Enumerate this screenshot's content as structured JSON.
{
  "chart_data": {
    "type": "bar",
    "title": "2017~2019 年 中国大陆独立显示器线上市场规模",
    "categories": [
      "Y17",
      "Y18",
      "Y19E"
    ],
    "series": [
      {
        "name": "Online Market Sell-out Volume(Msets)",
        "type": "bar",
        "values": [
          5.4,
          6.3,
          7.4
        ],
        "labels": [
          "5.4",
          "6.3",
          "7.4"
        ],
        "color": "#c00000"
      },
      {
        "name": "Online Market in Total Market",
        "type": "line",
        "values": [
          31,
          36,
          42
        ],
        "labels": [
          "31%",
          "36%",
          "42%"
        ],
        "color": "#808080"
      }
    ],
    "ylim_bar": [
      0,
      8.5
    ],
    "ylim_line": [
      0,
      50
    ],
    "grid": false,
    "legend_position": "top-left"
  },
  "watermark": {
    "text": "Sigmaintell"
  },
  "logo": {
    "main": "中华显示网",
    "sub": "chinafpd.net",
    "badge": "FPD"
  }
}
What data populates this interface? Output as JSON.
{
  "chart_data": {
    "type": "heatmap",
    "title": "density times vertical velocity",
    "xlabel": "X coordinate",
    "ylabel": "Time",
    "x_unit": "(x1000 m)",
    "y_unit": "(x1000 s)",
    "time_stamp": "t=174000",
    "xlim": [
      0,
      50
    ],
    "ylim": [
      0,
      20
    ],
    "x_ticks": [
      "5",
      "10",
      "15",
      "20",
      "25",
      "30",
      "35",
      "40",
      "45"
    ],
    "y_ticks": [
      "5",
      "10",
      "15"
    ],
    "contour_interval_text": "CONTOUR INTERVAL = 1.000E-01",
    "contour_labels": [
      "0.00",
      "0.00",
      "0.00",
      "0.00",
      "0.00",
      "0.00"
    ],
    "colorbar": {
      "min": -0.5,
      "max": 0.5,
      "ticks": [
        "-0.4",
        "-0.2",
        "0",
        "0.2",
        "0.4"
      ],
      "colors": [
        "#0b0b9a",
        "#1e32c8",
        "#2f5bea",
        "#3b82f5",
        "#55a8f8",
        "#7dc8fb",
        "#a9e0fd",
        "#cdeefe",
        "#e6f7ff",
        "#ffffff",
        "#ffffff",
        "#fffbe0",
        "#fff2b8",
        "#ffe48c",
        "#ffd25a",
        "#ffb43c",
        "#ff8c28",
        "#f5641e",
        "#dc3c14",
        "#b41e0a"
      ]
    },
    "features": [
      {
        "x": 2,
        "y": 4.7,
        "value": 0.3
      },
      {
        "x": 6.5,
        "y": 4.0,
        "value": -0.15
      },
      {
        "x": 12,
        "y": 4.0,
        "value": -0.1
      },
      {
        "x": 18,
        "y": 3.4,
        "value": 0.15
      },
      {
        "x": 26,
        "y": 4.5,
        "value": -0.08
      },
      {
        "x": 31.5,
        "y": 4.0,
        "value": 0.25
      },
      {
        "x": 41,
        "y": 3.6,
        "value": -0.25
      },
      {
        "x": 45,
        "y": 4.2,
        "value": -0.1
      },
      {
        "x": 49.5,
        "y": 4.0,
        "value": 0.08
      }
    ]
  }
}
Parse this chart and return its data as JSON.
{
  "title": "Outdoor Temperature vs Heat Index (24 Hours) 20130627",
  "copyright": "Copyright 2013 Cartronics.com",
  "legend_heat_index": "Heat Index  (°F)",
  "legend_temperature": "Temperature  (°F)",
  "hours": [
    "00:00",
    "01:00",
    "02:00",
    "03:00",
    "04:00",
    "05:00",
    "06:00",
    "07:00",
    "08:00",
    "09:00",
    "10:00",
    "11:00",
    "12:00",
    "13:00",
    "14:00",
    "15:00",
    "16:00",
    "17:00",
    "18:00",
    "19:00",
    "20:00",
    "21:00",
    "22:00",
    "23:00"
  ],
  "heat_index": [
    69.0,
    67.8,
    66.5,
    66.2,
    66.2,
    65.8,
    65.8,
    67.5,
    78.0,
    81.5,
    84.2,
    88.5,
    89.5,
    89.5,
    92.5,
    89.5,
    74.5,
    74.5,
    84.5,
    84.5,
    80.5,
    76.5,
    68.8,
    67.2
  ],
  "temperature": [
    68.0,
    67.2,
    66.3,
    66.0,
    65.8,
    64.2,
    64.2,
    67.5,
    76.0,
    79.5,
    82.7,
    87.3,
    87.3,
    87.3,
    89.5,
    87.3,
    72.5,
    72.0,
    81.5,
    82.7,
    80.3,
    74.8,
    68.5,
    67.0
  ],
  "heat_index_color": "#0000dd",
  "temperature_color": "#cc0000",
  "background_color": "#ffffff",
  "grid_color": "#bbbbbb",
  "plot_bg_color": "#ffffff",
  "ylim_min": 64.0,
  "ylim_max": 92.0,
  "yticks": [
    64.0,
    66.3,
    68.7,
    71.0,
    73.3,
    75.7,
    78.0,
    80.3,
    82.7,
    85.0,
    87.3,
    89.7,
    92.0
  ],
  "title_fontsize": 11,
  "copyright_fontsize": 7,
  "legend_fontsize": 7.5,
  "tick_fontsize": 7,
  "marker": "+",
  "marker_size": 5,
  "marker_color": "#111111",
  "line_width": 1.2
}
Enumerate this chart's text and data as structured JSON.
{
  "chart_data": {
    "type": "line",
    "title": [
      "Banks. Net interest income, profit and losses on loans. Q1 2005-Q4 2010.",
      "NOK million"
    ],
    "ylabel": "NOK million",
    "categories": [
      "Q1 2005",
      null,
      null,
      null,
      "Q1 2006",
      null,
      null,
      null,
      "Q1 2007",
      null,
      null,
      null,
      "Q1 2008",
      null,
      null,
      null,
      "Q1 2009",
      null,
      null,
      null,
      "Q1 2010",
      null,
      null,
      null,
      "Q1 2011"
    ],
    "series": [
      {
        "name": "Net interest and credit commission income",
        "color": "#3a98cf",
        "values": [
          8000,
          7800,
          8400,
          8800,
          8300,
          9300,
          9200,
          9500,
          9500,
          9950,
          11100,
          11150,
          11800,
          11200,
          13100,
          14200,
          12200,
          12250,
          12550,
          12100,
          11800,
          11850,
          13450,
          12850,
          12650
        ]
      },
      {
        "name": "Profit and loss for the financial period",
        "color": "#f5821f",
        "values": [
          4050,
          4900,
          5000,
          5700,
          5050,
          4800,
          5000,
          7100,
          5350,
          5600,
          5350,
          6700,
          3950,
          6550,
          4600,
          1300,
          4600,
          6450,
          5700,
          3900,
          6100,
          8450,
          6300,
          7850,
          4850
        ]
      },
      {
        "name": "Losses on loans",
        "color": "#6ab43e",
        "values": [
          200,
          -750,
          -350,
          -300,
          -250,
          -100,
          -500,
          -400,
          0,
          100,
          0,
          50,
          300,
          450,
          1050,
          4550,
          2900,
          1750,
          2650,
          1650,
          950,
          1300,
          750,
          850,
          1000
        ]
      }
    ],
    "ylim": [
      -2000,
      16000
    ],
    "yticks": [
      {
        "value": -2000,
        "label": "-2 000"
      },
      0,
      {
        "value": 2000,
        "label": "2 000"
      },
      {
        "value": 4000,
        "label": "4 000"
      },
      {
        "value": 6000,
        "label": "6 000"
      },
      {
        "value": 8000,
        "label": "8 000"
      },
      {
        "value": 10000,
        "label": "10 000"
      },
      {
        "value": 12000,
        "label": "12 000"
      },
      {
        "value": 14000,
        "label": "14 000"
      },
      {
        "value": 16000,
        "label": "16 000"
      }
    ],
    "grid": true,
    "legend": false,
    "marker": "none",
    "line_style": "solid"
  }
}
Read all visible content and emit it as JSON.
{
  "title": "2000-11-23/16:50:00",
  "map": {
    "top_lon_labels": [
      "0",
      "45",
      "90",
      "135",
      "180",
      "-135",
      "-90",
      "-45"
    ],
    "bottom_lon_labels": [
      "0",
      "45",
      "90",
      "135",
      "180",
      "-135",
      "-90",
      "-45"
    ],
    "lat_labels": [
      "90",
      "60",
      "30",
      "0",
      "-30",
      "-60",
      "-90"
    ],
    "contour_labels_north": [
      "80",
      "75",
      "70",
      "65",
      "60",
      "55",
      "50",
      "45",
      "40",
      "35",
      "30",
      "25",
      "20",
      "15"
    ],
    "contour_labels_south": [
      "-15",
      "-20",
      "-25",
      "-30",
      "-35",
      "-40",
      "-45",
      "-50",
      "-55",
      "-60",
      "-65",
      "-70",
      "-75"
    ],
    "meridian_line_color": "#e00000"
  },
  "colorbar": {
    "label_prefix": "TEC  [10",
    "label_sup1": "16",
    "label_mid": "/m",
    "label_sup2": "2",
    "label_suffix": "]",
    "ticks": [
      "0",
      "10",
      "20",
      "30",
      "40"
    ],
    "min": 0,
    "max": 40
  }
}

********************

### Task prompt
Search the data above for lines holding "structured" and copy each of them.

### Exercise output
Enumerate this screenshot's content as structured JSON.
Enumerate this chart's text and data as structured JSON.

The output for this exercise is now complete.